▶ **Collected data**
|---|

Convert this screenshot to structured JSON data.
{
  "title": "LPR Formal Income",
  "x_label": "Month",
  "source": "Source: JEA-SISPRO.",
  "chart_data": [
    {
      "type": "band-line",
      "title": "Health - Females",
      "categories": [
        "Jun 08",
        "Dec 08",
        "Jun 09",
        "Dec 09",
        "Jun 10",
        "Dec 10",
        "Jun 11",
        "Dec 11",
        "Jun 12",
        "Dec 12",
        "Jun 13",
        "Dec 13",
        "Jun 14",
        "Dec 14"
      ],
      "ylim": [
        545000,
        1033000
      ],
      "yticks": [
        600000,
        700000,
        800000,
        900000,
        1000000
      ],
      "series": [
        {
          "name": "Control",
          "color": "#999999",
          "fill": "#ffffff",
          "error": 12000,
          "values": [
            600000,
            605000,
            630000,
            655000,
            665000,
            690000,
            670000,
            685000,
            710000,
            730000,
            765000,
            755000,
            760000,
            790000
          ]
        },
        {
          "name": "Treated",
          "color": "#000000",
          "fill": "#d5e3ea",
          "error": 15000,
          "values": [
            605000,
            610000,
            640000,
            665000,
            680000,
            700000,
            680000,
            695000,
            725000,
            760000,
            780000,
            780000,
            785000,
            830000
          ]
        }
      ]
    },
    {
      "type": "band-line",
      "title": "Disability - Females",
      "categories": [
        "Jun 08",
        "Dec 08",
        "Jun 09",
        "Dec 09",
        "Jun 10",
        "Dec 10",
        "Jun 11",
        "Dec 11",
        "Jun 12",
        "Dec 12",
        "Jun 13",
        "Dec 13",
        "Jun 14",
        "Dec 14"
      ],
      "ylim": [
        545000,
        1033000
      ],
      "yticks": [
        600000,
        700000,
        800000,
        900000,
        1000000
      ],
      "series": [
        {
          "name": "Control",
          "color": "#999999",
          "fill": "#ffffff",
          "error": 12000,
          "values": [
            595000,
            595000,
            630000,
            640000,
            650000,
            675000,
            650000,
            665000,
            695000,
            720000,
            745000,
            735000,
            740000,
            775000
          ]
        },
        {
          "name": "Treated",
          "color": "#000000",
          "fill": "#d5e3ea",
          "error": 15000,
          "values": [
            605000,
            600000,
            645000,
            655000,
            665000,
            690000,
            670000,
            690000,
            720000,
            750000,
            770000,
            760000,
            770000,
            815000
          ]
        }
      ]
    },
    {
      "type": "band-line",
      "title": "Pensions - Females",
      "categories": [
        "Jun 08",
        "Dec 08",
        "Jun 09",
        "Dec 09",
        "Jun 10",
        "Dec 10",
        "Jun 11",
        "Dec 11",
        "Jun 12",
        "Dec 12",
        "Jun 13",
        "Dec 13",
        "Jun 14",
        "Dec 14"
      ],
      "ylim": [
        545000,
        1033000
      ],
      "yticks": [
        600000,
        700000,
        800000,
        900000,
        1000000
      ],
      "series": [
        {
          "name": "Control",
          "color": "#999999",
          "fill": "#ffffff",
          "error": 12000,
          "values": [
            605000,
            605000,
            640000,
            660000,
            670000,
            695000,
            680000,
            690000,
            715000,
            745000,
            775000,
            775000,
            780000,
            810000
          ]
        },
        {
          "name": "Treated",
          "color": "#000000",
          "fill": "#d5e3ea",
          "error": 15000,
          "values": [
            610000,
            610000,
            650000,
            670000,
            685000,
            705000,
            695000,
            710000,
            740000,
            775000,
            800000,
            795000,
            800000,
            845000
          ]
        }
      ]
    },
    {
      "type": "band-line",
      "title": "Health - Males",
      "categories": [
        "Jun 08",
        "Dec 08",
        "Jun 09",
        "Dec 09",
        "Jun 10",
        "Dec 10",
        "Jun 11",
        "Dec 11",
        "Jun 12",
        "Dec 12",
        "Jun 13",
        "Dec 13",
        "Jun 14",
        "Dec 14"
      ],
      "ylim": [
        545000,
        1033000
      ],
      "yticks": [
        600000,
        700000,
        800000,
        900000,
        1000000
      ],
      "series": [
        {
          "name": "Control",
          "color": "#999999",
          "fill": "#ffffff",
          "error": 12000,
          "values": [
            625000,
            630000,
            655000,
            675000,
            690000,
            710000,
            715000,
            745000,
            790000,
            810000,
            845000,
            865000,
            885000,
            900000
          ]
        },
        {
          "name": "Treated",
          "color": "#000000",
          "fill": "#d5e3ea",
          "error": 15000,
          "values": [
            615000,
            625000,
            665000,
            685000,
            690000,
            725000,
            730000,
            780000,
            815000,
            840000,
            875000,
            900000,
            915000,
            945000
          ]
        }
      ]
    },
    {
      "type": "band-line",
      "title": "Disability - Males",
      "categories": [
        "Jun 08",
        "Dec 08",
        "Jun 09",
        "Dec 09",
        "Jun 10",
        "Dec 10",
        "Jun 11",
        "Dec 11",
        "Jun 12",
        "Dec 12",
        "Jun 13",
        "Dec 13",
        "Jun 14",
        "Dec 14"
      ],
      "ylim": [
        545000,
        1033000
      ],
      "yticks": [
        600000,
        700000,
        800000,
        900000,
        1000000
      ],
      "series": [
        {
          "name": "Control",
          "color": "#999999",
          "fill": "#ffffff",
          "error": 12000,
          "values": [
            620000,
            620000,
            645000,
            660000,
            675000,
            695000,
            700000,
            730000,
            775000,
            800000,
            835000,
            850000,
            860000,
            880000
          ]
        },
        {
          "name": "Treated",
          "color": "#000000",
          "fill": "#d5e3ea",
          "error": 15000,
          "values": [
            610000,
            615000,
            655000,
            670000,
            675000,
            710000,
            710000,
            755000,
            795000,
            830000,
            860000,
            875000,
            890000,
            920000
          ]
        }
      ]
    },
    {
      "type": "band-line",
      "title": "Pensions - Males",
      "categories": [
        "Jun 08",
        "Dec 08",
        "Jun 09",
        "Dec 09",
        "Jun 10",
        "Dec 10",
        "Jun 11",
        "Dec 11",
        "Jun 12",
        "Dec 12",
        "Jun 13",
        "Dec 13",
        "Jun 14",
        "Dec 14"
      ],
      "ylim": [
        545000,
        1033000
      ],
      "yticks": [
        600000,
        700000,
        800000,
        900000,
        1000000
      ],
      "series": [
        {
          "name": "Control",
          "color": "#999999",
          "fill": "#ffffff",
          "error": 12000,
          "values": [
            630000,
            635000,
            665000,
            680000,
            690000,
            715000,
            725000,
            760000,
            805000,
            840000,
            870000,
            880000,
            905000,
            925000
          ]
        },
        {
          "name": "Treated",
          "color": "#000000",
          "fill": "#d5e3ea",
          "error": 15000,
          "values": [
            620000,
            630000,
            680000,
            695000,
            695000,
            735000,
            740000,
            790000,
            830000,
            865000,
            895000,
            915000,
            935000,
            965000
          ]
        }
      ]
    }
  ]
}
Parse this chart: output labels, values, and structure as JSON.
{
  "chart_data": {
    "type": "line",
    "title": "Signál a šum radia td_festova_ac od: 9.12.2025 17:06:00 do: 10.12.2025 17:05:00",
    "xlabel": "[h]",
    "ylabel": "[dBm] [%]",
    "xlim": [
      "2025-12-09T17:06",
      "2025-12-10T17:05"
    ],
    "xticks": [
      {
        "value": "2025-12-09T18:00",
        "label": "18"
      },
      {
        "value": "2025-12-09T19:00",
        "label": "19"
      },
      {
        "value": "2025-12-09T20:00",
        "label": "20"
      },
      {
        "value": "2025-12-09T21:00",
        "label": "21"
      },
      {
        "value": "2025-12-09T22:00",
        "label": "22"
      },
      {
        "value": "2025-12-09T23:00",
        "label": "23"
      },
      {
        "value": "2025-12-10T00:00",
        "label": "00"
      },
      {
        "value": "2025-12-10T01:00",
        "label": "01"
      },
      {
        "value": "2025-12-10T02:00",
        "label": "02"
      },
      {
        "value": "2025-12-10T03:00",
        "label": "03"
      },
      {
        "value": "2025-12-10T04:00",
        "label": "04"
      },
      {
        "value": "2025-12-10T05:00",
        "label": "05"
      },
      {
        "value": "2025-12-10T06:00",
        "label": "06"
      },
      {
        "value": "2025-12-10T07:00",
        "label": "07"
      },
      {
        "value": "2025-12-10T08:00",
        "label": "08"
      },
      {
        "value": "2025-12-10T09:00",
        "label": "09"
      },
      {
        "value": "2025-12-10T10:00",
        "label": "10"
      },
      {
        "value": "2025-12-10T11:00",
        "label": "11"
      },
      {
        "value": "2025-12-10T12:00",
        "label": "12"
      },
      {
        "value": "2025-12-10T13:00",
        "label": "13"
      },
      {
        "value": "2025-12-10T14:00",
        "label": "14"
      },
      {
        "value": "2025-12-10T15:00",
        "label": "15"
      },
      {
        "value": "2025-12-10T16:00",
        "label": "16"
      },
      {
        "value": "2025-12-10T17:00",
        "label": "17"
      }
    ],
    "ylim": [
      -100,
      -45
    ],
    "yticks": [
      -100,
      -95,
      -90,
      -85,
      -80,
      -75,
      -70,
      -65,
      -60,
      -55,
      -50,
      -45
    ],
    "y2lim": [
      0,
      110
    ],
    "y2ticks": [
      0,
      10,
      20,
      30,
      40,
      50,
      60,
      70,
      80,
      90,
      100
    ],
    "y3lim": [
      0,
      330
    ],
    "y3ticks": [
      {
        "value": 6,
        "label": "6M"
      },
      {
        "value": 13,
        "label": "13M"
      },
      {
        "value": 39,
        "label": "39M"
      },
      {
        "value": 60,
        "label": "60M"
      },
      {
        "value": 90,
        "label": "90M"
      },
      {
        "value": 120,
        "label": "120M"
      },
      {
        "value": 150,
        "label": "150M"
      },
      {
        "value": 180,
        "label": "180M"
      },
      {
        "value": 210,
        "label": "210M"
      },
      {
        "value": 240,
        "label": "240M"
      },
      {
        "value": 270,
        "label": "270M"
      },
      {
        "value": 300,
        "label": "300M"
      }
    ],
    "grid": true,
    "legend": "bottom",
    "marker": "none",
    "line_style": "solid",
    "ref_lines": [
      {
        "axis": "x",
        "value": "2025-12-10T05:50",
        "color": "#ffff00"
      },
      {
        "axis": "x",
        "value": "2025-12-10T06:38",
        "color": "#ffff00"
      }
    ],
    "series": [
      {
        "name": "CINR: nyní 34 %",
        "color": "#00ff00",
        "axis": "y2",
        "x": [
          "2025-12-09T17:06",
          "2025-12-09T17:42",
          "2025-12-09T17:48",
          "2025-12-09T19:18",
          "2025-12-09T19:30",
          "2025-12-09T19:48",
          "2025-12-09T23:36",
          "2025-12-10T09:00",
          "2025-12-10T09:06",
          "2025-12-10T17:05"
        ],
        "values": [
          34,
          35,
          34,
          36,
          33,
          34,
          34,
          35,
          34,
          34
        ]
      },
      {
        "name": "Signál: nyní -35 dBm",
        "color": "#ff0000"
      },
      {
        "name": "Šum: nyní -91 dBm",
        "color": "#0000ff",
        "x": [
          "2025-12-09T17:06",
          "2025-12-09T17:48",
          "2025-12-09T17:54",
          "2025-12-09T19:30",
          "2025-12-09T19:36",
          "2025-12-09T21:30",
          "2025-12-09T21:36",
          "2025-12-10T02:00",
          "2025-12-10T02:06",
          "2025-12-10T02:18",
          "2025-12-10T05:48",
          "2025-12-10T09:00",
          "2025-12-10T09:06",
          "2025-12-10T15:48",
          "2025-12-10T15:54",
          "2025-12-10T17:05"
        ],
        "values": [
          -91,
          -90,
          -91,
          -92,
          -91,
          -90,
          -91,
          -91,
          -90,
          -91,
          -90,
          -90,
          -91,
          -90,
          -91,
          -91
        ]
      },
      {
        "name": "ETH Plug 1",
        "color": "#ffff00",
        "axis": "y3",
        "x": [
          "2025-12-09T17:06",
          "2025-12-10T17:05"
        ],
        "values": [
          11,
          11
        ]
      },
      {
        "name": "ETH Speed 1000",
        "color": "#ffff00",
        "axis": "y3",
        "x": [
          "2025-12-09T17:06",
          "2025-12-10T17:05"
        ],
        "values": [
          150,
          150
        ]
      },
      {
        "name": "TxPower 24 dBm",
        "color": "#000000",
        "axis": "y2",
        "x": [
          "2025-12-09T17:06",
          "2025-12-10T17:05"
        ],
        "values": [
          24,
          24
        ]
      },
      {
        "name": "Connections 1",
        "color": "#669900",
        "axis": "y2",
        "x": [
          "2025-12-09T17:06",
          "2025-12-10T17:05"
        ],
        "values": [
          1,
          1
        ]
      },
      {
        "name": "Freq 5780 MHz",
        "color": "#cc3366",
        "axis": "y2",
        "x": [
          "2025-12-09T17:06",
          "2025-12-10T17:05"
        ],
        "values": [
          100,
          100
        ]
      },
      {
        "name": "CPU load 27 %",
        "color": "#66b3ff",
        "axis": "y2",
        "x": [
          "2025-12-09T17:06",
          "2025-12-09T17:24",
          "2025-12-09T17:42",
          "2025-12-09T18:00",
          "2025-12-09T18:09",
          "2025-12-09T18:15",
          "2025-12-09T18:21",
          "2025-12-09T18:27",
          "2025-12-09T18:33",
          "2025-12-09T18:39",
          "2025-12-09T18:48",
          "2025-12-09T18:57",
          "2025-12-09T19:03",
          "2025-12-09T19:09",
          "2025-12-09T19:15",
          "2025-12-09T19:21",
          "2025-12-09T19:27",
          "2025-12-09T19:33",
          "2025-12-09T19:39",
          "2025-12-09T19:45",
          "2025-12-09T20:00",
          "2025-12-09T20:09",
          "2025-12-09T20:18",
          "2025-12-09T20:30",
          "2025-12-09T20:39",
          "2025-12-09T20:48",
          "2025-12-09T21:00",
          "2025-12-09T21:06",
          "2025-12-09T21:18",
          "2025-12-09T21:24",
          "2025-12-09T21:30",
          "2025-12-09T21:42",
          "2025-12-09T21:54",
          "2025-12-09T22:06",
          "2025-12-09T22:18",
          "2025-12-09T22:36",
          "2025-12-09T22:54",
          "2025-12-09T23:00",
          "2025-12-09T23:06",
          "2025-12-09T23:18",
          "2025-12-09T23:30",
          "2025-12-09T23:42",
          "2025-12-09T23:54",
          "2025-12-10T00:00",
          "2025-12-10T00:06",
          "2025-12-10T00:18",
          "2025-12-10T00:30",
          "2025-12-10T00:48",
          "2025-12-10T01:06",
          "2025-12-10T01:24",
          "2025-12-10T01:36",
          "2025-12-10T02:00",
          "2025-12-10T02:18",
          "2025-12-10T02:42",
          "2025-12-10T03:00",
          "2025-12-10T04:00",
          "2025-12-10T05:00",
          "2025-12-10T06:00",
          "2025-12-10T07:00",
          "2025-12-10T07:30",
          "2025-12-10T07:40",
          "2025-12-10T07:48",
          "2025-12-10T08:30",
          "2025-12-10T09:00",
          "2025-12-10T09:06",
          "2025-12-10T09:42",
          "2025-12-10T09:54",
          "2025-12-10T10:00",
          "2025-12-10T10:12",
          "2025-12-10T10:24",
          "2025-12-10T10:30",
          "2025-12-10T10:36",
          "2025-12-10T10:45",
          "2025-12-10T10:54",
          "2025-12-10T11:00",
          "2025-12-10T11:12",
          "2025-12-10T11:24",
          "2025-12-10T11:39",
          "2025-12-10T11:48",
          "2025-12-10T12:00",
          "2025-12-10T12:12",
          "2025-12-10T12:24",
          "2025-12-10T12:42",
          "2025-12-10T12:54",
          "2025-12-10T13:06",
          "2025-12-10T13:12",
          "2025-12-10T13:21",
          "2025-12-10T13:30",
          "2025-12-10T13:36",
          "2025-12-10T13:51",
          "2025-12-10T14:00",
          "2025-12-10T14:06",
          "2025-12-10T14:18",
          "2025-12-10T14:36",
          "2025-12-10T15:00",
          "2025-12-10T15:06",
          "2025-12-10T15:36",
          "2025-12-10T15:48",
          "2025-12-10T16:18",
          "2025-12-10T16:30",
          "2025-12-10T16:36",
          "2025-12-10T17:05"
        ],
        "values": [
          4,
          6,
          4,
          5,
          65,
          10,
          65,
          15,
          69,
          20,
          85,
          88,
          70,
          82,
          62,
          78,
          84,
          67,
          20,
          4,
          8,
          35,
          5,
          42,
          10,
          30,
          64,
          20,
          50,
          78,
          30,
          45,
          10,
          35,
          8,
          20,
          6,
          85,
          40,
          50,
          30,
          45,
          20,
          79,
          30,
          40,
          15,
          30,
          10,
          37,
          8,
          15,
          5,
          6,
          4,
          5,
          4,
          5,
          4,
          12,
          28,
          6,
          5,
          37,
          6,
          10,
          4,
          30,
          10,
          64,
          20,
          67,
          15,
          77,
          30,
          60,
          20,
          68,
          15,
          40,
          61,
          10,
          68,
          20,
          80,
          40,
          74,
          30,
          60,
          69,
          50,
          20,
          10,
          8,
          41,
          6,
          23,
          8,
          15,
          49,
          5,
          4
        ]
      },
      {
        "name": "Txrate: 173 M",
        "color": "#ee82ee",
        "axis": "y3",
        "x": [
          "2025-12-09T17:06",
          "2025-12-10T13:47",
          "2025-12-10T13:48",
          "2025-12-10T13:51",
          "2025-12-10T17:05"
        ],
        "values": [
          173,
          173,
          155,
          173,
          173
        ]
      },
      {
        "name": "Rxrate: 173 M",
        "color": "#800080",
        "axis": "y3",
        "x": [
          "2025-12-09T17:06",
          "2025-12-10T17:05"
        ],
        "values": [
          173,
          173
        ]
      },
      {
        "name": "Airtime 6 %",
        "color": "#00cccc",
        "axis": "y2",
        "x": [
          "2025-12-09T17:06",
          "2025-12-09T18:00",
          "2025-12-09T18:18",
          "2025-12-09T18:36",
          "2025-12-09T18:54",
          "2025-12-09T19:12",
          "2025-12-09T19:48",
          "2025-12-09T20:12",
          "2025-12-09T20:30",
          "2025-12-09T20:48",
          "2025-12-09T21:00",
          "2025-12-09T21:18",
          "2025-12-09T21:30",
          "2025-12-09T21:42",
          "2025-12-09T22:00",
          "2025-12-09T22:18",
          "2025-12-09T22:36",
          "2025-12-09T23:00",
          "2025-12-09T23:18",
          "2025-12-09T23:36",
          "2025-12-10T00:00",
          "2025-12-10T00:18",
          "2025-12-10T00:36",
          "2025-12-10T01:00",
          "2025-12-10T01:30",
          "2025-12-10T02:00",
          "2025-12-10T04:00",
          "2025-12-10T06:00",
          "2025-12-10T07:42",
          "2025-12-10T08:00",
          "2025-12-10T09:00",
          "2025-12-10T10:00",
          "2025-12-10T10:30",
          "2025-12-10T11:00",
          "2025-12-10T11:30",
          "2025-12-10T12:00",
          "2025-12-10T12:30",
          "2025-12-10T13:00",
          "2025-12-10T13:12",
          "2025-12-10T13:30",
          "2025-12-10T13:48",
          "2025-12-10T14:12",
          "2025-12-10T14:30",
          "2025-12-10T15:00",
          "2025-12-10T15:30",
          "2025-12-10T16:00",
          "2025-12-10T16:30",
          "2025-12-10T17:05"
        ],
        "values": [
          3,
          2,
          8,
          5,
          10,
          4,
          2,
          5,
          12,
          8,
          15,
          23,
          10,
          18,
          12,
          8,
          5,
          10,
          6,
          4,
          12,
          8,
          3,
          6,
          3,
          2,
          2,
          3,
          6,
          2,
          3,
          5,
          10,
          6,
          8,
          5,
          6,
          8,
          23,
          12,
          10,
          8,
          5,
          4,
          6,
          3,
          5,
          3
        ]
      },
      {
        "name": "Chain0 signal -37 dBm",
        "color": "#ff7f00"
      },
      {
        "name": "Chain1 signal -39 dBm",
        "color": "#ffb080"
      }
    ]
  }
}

|---|

▶ **Instruction**
From the entries above, copy every line where the word "Disability" shows up.

▶ **Reply to the task**
      "title": "Disability - Females",
      "title": "Disability - Males",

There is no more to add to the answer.